[Records about charts and figures]
__________________________________________________
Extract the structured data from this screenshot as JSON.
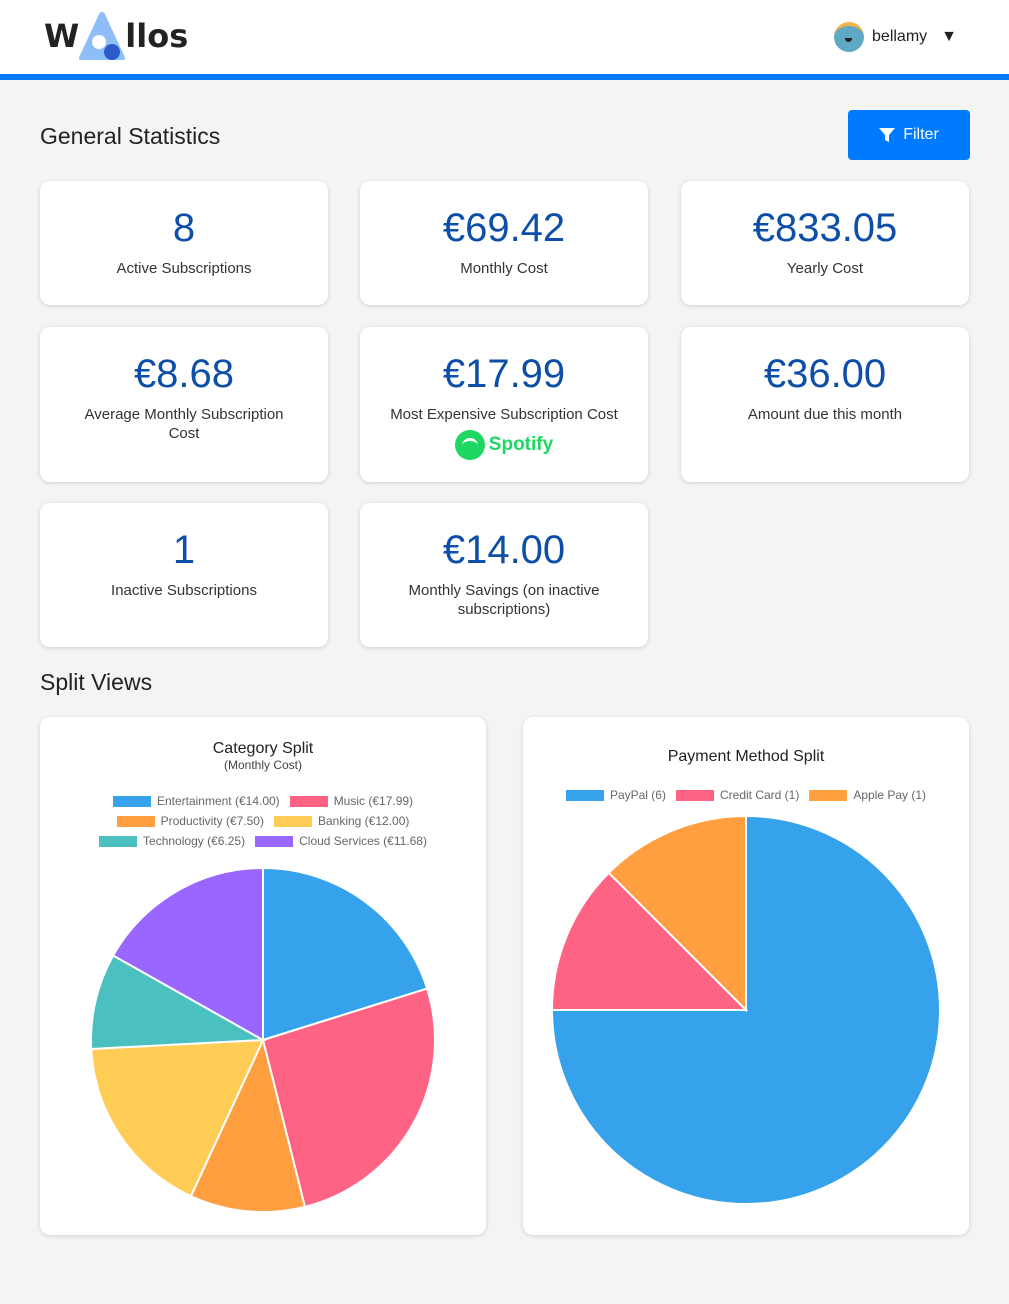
{
  "header": {
    "logo_text_left": "W",
    "logo_text_right": "llos",
    "username": "bellamy",
    "dropdown_arrow": "▼"
  },
  "general": {
    "title": "General Statistics",
    "filter_label": "Filter"
  },
  "stats": [
    {
      "value": "8",
      "label": "Active Subscriptions"
    },
    {
      "value": "€69.42",
      "label": "Monthly Cost"
    },
    {
      "value": "€833.05",
      "label": "Yearly Cost"
    },
    {
      "value": "€8.68",
      "label": "Average Monthly Subscription Cost"
    },
    {
      "value": "€17.99",
      "label": "Most Expensive Subscription Cost",
      "logo": "Spotify"
    },
    {
      "value": "€36.00",
      "label": "Amount due this month"
    },
    {
      "value": "1",
      "label": "Inactive Subscriptions"
    },
    {
      "value": "€14.00",
      "label": "Monthly Savings (on inactive subscriptions)"
    }
  ],
  "split": {
    "title": "Split Views"
  },
  "chart_data": [
    {
      "type": "pie",
      "title": "Category Split",
      "subtitle": "(Monthly Cost)",
      "legend": "top",
      "categories": [
        "Entertainment (€14.00)",
        "Music (€17.99)",
        "Productivity (€7.50)",
        "Banking (€12.00)",
        "Technology (€6.25)",
        "Cloud Services (€11.68)"
      ],
      "values": [
        14.0,
        17.99,
        7.5,
        12.0,
        6.25,
        11.68
      ],
      "colors": [
        "#36a2eb",
        "#ff6384",
        "#ff9f40",
        "#ffcd56",
        "#4bc0c0",
        "#9966ff"
      ]
    },
    {
      "type": "pie",
      "title": "Payment Method Split",
      "legend": "top",
      "categories": [
        "PayPal (6)",
        "Credit Card (1)",
        "Apple Pay (1)"
      ],
      "values": [
        6,
        1,
        1
      ],
      "colors": [
        "#36a2eb",
        "#ff6384",
        "#ff9f40"
      ]
    }
  ]
}
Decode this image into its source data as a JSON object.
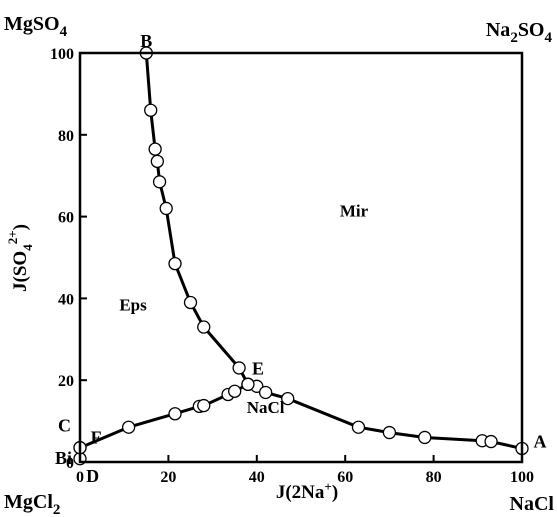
{
  "chart_data": {
    "type": "scatter",
    "xlabel_base": "J(2Na",
    "xlabel_sup": "+",
    "xlabel_close": ")",
    "ylabel_base": "J(SO",
    "ylabel_sub": "4",
    "ylabel_sup": "2+",
    "ylabel_close": ")",
    "xlim": [
      0,
      100
    ],
    "ylim": [
      0,
      100
    ],
    "xticks": [
      0,
      20,
      40,
      60,
      80,
      100
    ],
    "yticks": [
      0,
      20,
      40,
      60,
      80,
      100
    ],
    "corners": {
      "top_left": {
        "base": "MgSO",
        "sub": "4"
      },
      "top_right": {
        "base": "Na",
        "sub1": "2",
        "mid": "SO",
        "sub2": "4"
      },
      "bottom_left": {
        "base": "MgCl",
        "sub": "2"
      },
      "bottom_right": "NaCl"
    },
    "point_labels": [
      {
        "text": "B",
        "x": 15,
        "y": 100
      },
      {
        "text": "E",
        "x": 38,
        "y": 19
      },
      {
        "text": "A",
        "x": 100,
        "y": 3
      },
      {
        "text": "C",
        "x": 0,
        "y": 8
      },
      {
        "text": "F",
        "x": 0.6,
        "y": 4
      },
      {
        "text": "Bi",
        "x": 0,
        "y": 1.5
      },
      {
        "text": "D",
        "x": 1.5,
        "y": 0
      }
    ],
    "regions": [
      {
        "text": "Mir",
        "x": 62,
        "y": 60
      },
      {
        "text": "Eps",
        "x": 12,
        "y": 37
      },
      {
        "text": "NaCl",
        "x": 42,
        "y": 12
      }
    ],
    "series": [
      {
        "points": [
          [
            15,
            100
          ],
          [
            16,
            86
          ],
          [
            17,
            76.5
          ],
          [
            17.5,
            73.5
          ],
          [
            18,
            68.5
          ],
          [
            19.5,
            62
          ],
          [
            21.5,
            48.5
          ],
          [
            25,
            39
          ],
          [
            28,
            33
          ],
          [
            36,
            23
          ],
          [
            38,
            19
          ]
        ]
      },
      {
        "points": [
          [
            38,
            19
          ],
          [
            40,
            18.5
          ],
          [
            42,
            17
          ],
          [
            47,
            15.5
          ],
          [
            63,
            8.5
          ],
          [
            70,
            7.2
          ],
          [
            78,
            6
          ],
          [
            91,
            5.2
          ],
          [
            93,
            5
          ],
          [
            100,
            3.3
          ]
        ]
      },
      {
        "points": [
          [
            0,
            3.5
          ],
          [
            11,
            8.5
          ],
          [
            21.5,
            11.8
          ],
          [
            27,
            13.6
          ],
          [
            28,
            13.8
          ],
          [
            33.5,
            16.5
          ],
          [
            35,
            17.3
          ],
          [
            38,
            19
          ]
        ]
      },
      {
        "points": [
          [
            0,
            0.8
          ],
          [
            0,
            3.5
          ]
        ]
      }
    ],
    "grid": false,
    "legend": "none"
  }
}
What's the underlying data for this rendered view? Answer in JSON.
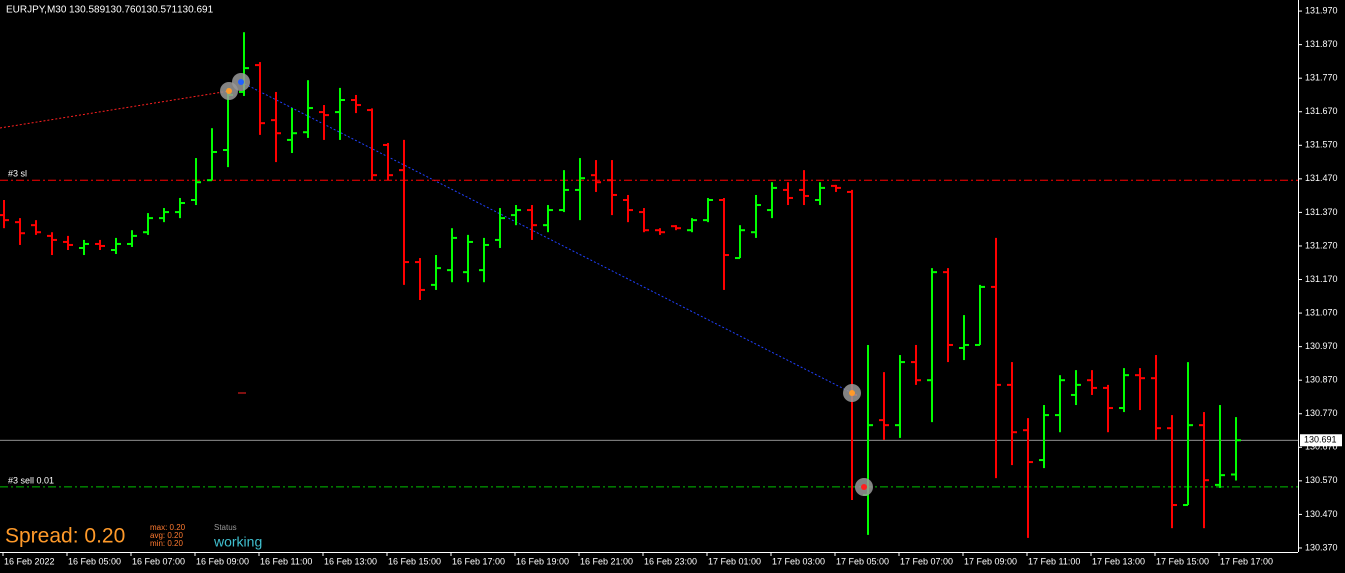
{
  "chart_data": {
    "type": "ohlc",
    "title": "EURJPY,M30",
    "ohlc_label": [
      "130.589",
      "130.760",
      "130.571",
      "130.691"
    ],
    "up_color": "#00ff00",
    "down_color": "#ff0000",
    "categories": [
      "16 Feb 2022",
      null,
      null,
      null,
      "16 Feb 05:00",
      null,
      null,
      null,
      "16 Feb 07:00",
      null,
      null,
      null,
      "16 Feb 09:00",
      null,
      null,
      null,
      "16 Feb 11:00",
      null,
      null,
      null,
      "16 Feb 13:00",
      null,
      null,
      null,
      "16 Feb 15:00",
      null,
      null,
      null,
      "16 Feb 17:00",
      null,
      null,
      null,
      "16 Feb 19:00",
      null,
      null,
      null,
      "16 Feb 21:00",
      null,
      null,
      null,
      "16 Feb 23:00",
      null,
      null,
      null,
      "17 Feb 01:00",
      null,
      null,
      null,
      "17 Feb 03:00",
      null,
      null,
      null,
      "17 Feb 05:00",
      null,
      null,
      null,
      "17 Feb 07:00",
      null,
      null,
      null,
      "17 Feb 09:00",
      null,
      null,
      null,
      "17 Feb 11:00",
      null,
      null,
      null,
      "17 Feb 13:00",
      null,
      null,
      null,
      "17 Feb 15:00",
      null,
      null,
      null,
      "17 Feb 17:00",
      null
    ],
    "open": [
      131.362,
      131.341,
      131.332,
      131.3,
      131.282,
      131.264,
      131.276,
      131.258,
      131.276,
      131.311,
      131.353,
      131.371,
      131.407,
      131.466,
      131.556,
      131.729,
      131.809,
      131.645,
      131.586,
      131.609,
      131.669,
      131.669,
      131.705,
      131.675,
      131.571,
      131.496,
      131.222,
      131.154,
      131.198,
      131.192,
      131.198,
      131.288,
      131.362,
      131.377,
      131.332,
      131.377,
      131.437,
      131.481,
      131.466,
      131.407,
      131.371,
      131.317,
      131.329,
      131.317,
      131.347,
      131.407,
      131.234,
      131.311,
      131.377,
      131.437,
      131.437,
      131.407,
      131.449,
      131.431,
      130.528,
      130.751,
      130.736,
      130.924,
      130.87,
      131.192,
      130.966,
      130.975,
      131.148,
      130.856,
      130.721,
      130.632,
      130.766,
      130.826,
      130.87,
      130.847,
      130.787,
      130.885,
      130.876,
      130.727,
      130.498,
      130.736,
      130.558,
      130.589
    ],
    "high": [
      131.407,
      131.353,
      131.347,
      131.311,
      131.3,
      131.288,
      131.288,
      131.294,
      131.317,
      131.368,
      131.383,
      131.413,
      131.532,
      131.621,
      131.741,
      131.907,
      131.818,
      131.729,
      131.681,
      131.764,
      131.69,
      131.741,
      131.72,
      131.68,
      131.577,
      131.586,
      131.234,
      131.243,
      131.323,
      131.303,
      131.294,
      131.383,
      131.392,
      131.392,
      131.392,
      131.496,
      131.532,
      131.526,
      131.526,
      131.422,
      131.383,
      131.323,
      131.332,
      131.353,
      131.413,
      131.413,
      131.332,
      131.422,
      131.46,
      131.46,
      131.496,
      131.46,
      131.452,
      131.437,
      130.975,
      130.894,
      130.945,
      130.975,
      131.204,
      131.204,
      131.064,
      131.154,
      131.294,
      130.924,
      130.757,
      130.796,
      130.885,
      130.9,
      130.9,
      130.856,
      130.906,
      130.906,
      130.945,
      130.766,
      130.924,
      130.775,
      130.796,
      130.76
    ],
    "low": [
      131.323,
      131.273,
      131.303,
      131.243,
      131.258,
      131.243,
      131.258,
      131.246,
      131.267,
      131.303,
      131.341,
      131.353,
      131.392,
      131.466,
      131.505,
      131.717,
      131.601,
      131.52,
      131.547,
      131.592,
      131.586,
      131.586,
      131.666,
      131.466,
      131.466,
      131.154,
      131.109,
      131.139,
      131.162,
      131.162,
      131.162,
      131.264,
      131.332,
      131.288,
      131.311,
      131.371,
      131.347,
      131.431,
      131.362,
      131.341,
      131.311,
      131.303,
      131.317,
      131.311,
      131.341,
      131.139,
      131.234,
      131.294,
      131.353,
      131.392,
      131.392,
      131.392,
      131.431,
      130.513,
      130.409,
      130.692,
      130.698,
      130.856,
      130.745,
      130.924,
      130.93,
      130.975,
      130.578,
      130.617,
      130.4,
      130.608,
      130.715,
      130.796,
      130.826,
      130.715,
      130.775,
      130.781,
      130.692,
      130.429,
      130.498,
      130.429,
      130.549,
      130.571
    ],
    "close": [
      131.347,
      131.308,
      131.311,
      131.288,
      131.273,
      131.276,
      131.27,
      131.276,
      131.3,
      131.353,
      131.371,
      131.398,
      131.46,
      131.55,
      131.72,
      131.8,
      131.636,
      131.606,
      131.606,
      131.681,
      131.66,
      131.705,
      131.69,
      131.481,
      131.481,
      131.222,
      131.139,
      131.204,
      131.294,
      131.282,
      131.273,
      131.353,
      131.377,
      131.332,
      131.377,
      131.437,
      131.472,
      131.46,
      131.422,
      131.377,
      131.317,
      131.311,
      131.323,
      131.347,
      131.407,
      131.243,
      131.317,
      131.392,
      131.443,
      131.413,
      131.419,
      131.443,
      131.443,
      130.826,
      130.736,
      130.736,
      130.924,
      130.87,
      131.192,
      130.975,
      130.975,
      131.148,
      130.856,
      130.715,
      130.626,
      130.766,
      130.87,
      130.856,
      130.847,
      130.787,
      130.885,
      130.876,
      130.727,
      130.498,
      130.736,
      130.572,
      130.587,
      130.691
    ],
    "ylim": [
      130.358,
      132.003
    ],
    "yticks": [
      {
        "value": 131.97,
        "label": "131.970"
      },
      {
        "value": 131.87,
        "label": "131.870"
      },
      {
        "value": 131.77,
        "label": "131.770"
      },
      {
        "value": 131.67,
        "label": "131.670"
      },
      {
        "value": 131.57,
        "label": "131.570"
      },
      {
        "value": 131.47,
        "label": "131.470"
      },
      {
        "value": 131.37,
        "label": "131.370"
      },
      {
        "value": 131.27,
        "label": "131.270"
      },
      {
        "value": 131.17,
        "label": "131.170"
      },
      {
        "value": 131.07,
        "label": "131.070"
      },
      {
        "value": 130.97,
        "label": "130.970"
      },
      {
        "value": 130.87,
        "label": "130.870"
      },
      {
        "value": 130.77,
        "label": "130.770"
      },
      {
        "value": 130.67,
        "label": "130.670"
      },
      {
        "value": 130.57,
        "label": "130.570"
      },
      {
        "value": 130.47,
        "label": "130.470"
      },
      {
        "value": 130.37,
        "label": "130.370"
      }
    ],
    "levels": [
      {
        "label": "#3 sl",
        "value": 131.466,
        "color": "#ff0000"
      },
      {
        "label": "#3 sell 0.01",
        "value": 130.552,
        "color": "#00c000"
      }
    ],
    "spread": {
      "label": "Spread: 0.20",
      "max": "max: 0.20",
      "avg": "avg: 0.20",
      "min": "min: 0.20",
      "status_label": "Status",
      "status": "working"
    }
  }
}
__________________________________________________
[Stated goal] What is the number of lines in the records above that include the word "this"? Reply with that number and nothing more.

[The response] 4